» Required work
Quote the lines of the listing below word for word, starting with the line that contains "- workspace-5[interactable]: 5: [58, 2, 69, 14]" and ending with the line that contains "- terminal-line: Oracle". Include both of those lines.

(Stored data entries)
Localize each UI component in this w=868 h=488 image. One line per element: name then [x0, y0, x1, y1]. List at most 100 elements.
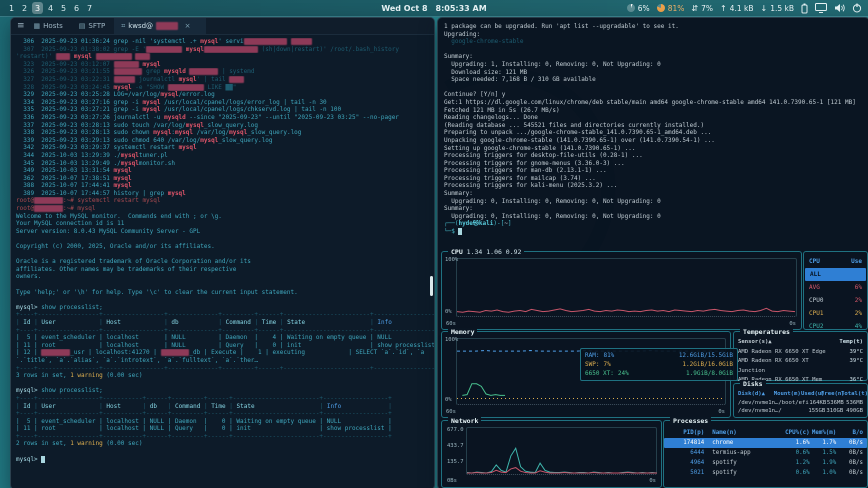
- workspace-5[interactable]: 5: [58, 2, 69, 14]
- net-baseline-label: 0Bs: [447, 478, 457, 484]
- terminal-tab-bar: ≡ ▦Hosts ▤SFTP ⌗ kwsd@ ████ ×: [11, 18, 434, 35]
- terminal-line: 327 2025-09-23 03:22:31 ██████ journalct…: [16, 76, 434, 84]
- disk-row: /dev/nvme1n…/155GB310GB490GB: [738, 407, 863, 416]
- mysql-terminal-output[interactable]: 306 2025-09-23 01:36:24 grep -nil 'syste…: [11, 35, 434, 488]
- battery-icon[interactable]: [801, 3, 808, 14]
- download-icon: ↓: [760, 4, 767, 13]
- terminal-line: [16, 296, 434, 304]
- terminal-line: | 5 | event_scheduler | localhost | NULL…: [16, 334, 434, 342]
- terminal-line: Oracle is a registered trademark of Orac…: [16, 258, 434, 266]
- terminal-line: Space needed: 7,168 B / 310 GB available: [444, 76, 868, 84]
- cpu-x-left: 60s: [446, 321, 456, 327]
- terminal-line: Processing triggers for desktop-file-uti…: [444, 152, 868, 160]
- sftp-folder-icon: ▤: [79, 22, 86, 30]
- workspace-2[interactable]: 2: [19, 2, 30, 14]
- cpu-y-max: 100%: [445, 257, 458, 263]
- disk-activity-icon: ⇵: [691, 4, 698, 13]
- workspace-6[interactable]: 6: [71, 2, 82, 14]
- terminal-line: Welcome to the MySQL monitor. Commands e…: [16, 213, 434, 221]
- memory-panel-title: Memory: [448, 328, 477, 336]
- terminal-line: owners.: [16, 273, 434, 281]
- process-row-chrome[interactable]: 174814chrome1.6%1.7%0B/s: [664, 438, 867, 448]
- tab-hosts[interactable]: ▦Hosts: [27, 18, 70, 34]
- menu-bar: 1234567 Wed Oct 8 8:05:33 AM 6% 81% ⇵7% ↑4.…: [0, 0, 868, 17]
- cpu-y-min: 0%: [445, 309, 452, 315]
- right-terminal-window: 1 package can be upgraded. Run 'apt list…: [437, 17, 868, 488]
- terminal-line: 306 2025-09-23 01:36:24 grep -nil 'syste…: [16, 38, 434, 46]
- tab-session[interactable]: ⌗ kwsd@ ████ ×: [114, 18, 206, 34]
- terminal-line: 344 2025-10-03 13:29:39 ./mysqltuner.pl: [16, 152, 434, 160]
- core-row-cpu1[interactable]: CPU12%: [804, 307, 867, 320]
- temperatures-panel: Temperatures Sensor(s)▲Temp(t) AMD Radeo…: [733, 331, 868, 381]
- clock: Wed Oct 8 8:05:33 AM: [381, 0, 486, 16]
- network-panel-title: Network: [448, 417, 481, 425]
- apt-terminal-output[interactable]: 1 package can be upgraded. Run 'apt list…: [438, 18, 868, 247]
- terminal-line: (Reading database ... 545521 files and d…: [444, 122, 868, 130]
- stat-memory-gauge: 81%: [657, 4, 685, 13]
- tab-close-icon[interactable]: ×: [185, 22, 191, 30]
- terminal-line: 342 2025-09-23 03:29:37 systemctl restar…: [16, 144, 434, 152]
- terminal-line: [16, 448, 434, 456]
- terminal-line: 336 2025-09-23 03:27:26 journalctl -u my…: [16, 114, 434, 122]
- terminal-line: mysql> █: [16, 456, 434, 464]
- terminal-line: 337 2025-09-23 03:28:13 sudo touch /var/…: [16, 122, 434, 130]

» Worked answer
- workspace-5[interactable]: 5: [58, 2, 69, 14]
- net-baseline-label: 0Bs: [447, 478, 457, 484]
- terminal-tab-bar: ≡ ▦Hosts ▤SFTP ⌗ kwsd@ ████ ×: [11, 18, 434, 35]
- terminal-line: 327 2025-09-23 03:22:31 ██████ journalct…: [16, 76, 434, 84]
- disk-row: /dev/nvme1n…/155GB310GB490GB: [738, 407, 863, 416]
- mysql-terminal-output[interactable]: 306 2025-09-23 01:36:24 grep -nil 'syste…: [11, 35, 434, 488]
- battery-icon[interactable]: [801, 3, 808, 14]
- download-icon: ↓: [760, 4, 767, 13]
- terminal-line: [16, 296, 434, 304]
- terminal-line: | 5 | event_scheduler | localhost | NULL…: [16, 334, 434, 342]
- terminal-line: Oracle is a registered trademark of Orac…: [16, 258, 434, 266]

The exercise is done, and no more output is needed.